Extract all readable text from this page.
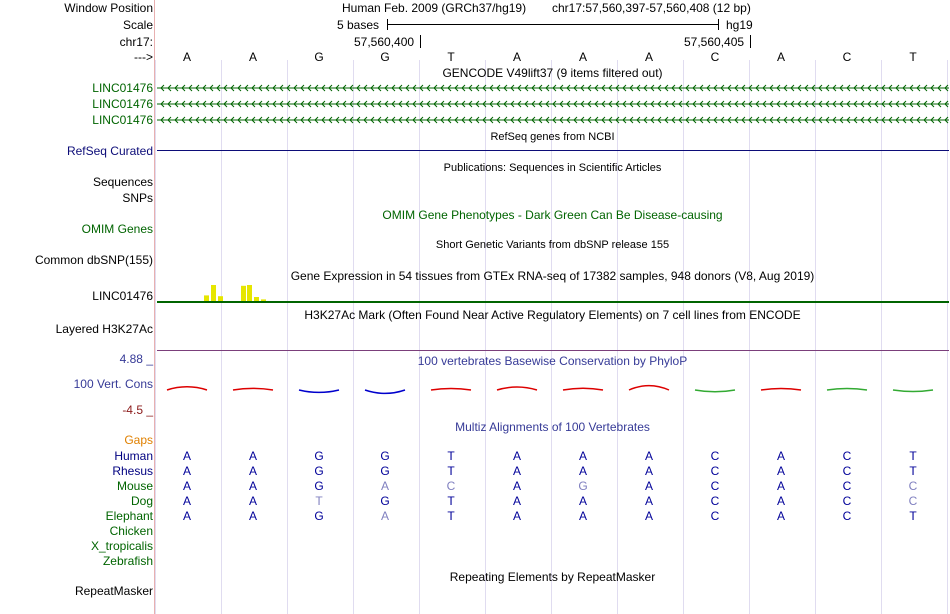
Window Position	Human Feb. 2009 (GRCh37/hg19) chr17:57,560,397-57,560,408 (12 bp)
Scale	5 bases	hg19
chr17:	57,560,400	57,560,405
---> A	A	G	G	T	A	A	A	C	A	C	T
GENCODE V49lift37 (9 items filtered out)
LINC01476
LINC01476
LINC01476
RefSeq genes from NCBI
RefSeq Curated
Publications: Sequences in Scientific Articles
Sequences
SNPs
OMIM Gene Phenotypes - Dark Green Can Be Disease-causing
OMIM Genes
Short Genetic Variants from dbSNP release 155
Common dbSNP(155)
Gene Expression in 54 tissues from GTEx RNA-seq of 17382 samples, 948 donors (V8, Aug 2019)
LINC01476
H3K27Ac Mark (Often Found Near Active Regulatory Elements) on 7 cell lines from ENCODE
Layered H3K27Ac
4.88 _	100 vertebrates Basewise Conservation by PhyloP
100 Vert. Cons
-4.5 _
Multiz Alignments of 100 Vertebrates
Gaps
Human A	A	G	G	T	A	A	A	C	A	C	T
Rhesus A	A	G	G	T	A	A	A	C	A	C	T
Mouse A	A	G	A	C	A	G	A	C	A	C	C
Dog A	A	T	G	T	A	A	A	C	A	C	C
Elephant A	A	G	A	T	A	A	A	C	A	C	T
Chicken
X_tropicalis
Zebrafish
Repeating Elements by RepeatMasker
RepeatMasker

┄┄┄┄┄┄

— GOAL OF THE EXERCISE —
Omit all images when repeating the data above exactly.

— OUTPUT BELOW —
Extract all readable text from this page.
Window Position	Human Feb. 2009 (GRCh37/hg19) chr17:57,560,397-57,560,408 (12 bp)
Scale	5 bases	hg19
chr17:	57,560,400	57,560,405
---> A	A	G	G	T	A	A	A	C	A	C	T
GENCODE V49lift37 (9 items filtered out)
LINC01476
LINC01476
LINC01476
RefSeq genes from NCBI
RefSeq Curated
Publications: Sequences in Scientific Articles
Sequences
SNPs
OMIM Gene Phenotypes - Dark Green Can Be Disease-causing
OMIM Genes
Short Genetic Variants from dbSNP release 155
Common dbSNP(155)
Gene Expression in 54 tissues from GTEx RNA-seq of 17382 samples, 948 donors (V8, Aug 2019)
LINC01476
H3K27Ac Mark (Often Found Near Active Regulatory Elements) on 7 cell lines from ENCODE
Layered H3K27Ac
4.88 _	100 vertebrates Basewise Conservation by PhyloP
100 Vert. Cons
-4.5 _
Multiz Alignments of 100 Vertebrates
Gaps
Human A	A	G	G	T	A	A	A	C	A	C	T
Rhesus A	A	G	G	T	A	A	A	C	A	C	T
Mouse A	A	G	A	C	A	G	A	C	A	C	C
Dog A	A	T	G	T	A	A	A	C	A	C	C
Elephant A	A	G	A	T	A	A	A	C	A	C	T
Chicken
X_tropicalis
Zebrafish
Repeating Elements by RepeatMasker
RepeatMasker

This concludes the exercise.